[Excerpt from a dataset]
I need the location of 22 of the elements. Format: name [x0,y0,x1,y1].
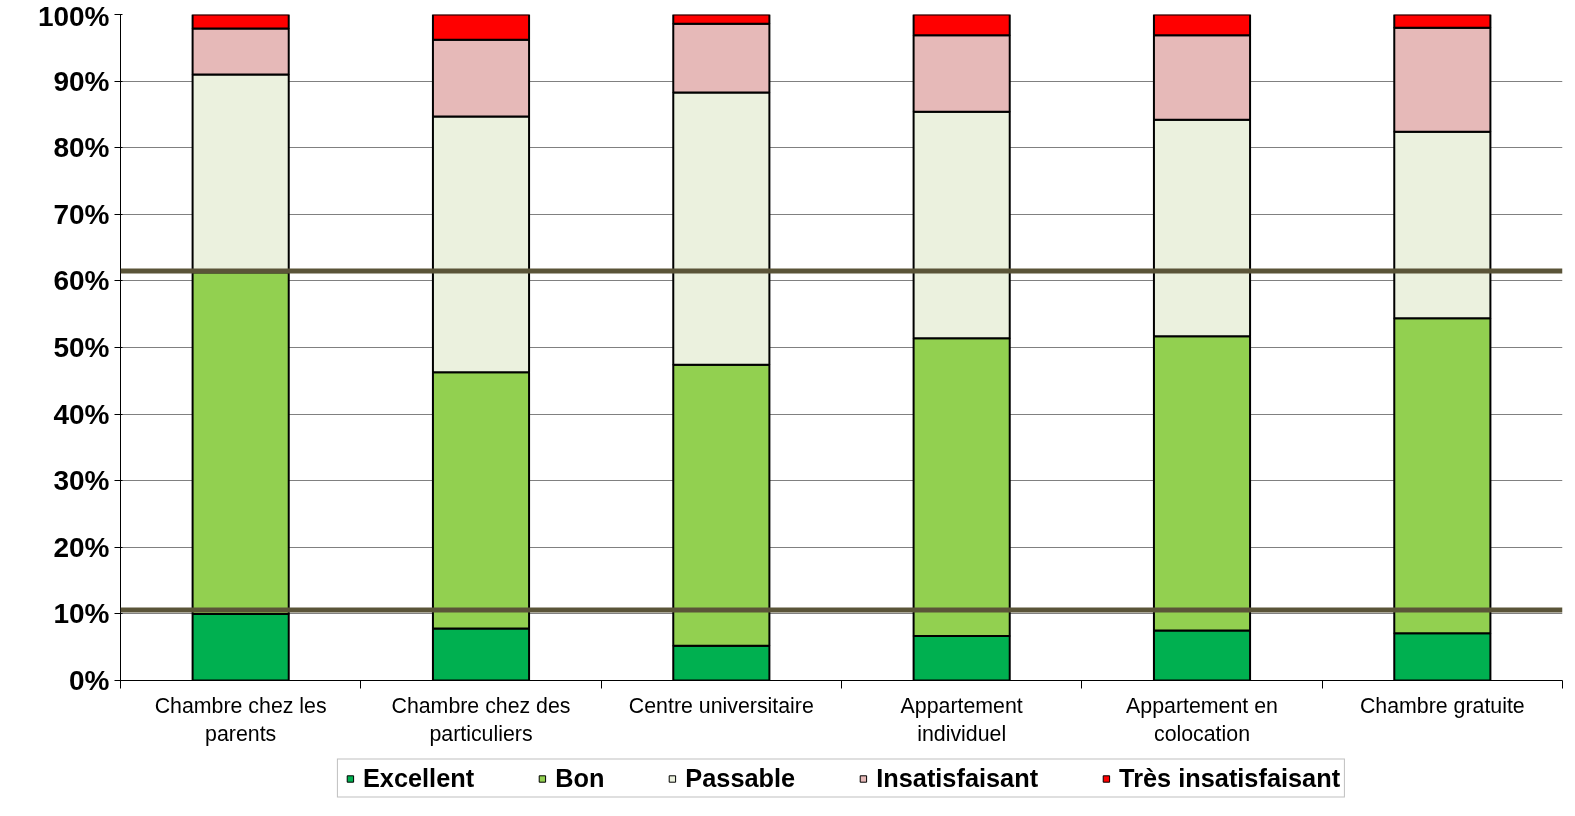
x-tick-label: Appartement en colocation [1126,693,1278,747]
y-tick-label: 40% [53,398,110,430]
x-tick-label: Chambre gratuite [1359,693,1525,718]
x-tick-label: Appartement individuel [900,693,1023,747]
legend-label: Excellent [362,763,475,793]
y-tick-label: 30% [53,465,110,497]
x-tick-label: Chambre chez des particuliers [391,693,571,747]
y-tick-label: 100% [37,0,110,32]
legend-label: Bon [555,763,605,793]
x-tick-label: Centre universitaire [628,693,814,718]
x-tick-label: Chambre chez les parents [154,693,327,747]
y-tick-label: 70% [53,198,110,230]
y-tick-label: 60% [53,265,110,297]
y-tick-label: 90% [53,65,110,97]
y-tick-label: 80% [53,132,110,164]
y-tick-label: 0% [69,665,110,696]
legend-label: Insatisfaisant [876,763,1039,793]
y-tick-label: 50% [53,332,110,363]
legend-label: Très insatisfaisant [1119,763,1341,793]
y-tick-label: 20% [53,531,110,563]
y-tick-label: 10% [53,598,110,630]
legend-label: Passable [685,763,796,793]
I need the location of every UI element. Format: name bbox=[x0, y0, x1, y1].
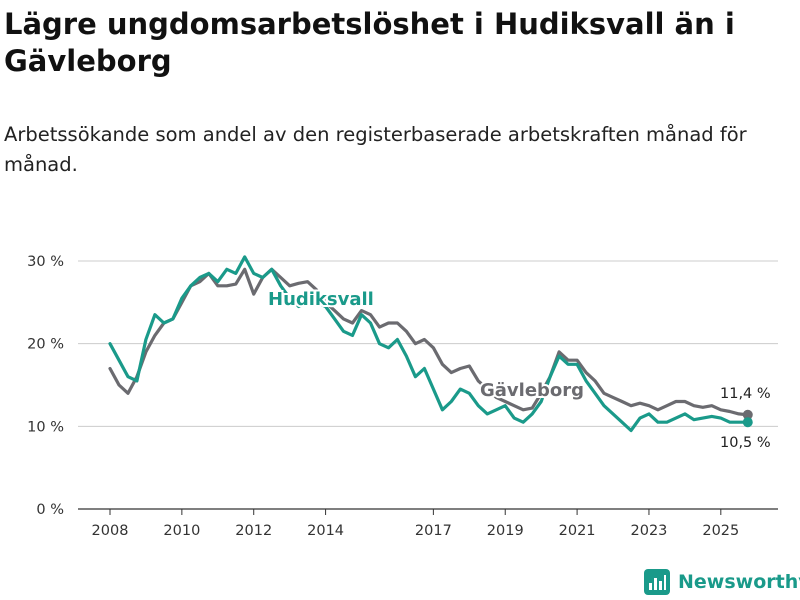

▸ **Objective**: Convert every line of the data above into a numbered list, omitting any blank lines. Leave the pictures out.

▸ **Solution below**:
1. I need the location of 22 of the elements. Format: name [x0,y0,x1,y1].
2. x-tick-label: Appartement en colocation [1126,693,1278,747]
3. y-tick-label: 40% [53,398,110,430]
4. x-tick-label: Chambre gratuite [1359,693,1525,718]
5. x-tick-label: Appartement individuel [900,693,1023,747]
6. legend-label: Excellent [362,763,475,793]
7. y-tick-label: 30% [53,465,110,497]
8. x-tick-label: Chambre chez des particuliers [391,693,571,747]
9. y-tick-label: 100% [37,0,110,32]
10. legend-label: Bon [555,763,605,793]
11. x-tick-label: Centre universitaire [628,693,814,718]
12. x-tick-label: Chambre chez les parents [154,693,327,747]
13. y-tick-label: 70% [53,198,110,230]
14. y-tick-label: 60% [53,265,110,297]
15. y-tick-label: 90% [53,65,110,97]
16. y-tick-label: 80% [53,132,110,164]
17. y-tick-label: 0% [69,665,110,696]
18. legend-label: Insatisfaisant [876,763,1039,793]
19. y-tick-label: 50% [53,332,110,363]
20. legend-label: Très insatisfaisant [1119,763,1341,793]
21. y-tick-label: 20% [53,531,110,563]
22. y-tick-label: 10% [53,598,110,630]
23. legend-label: Passable [685,763,796,793]
24. I need the location of every UI element. Format: name bbox=[x0, y0, x1, y1].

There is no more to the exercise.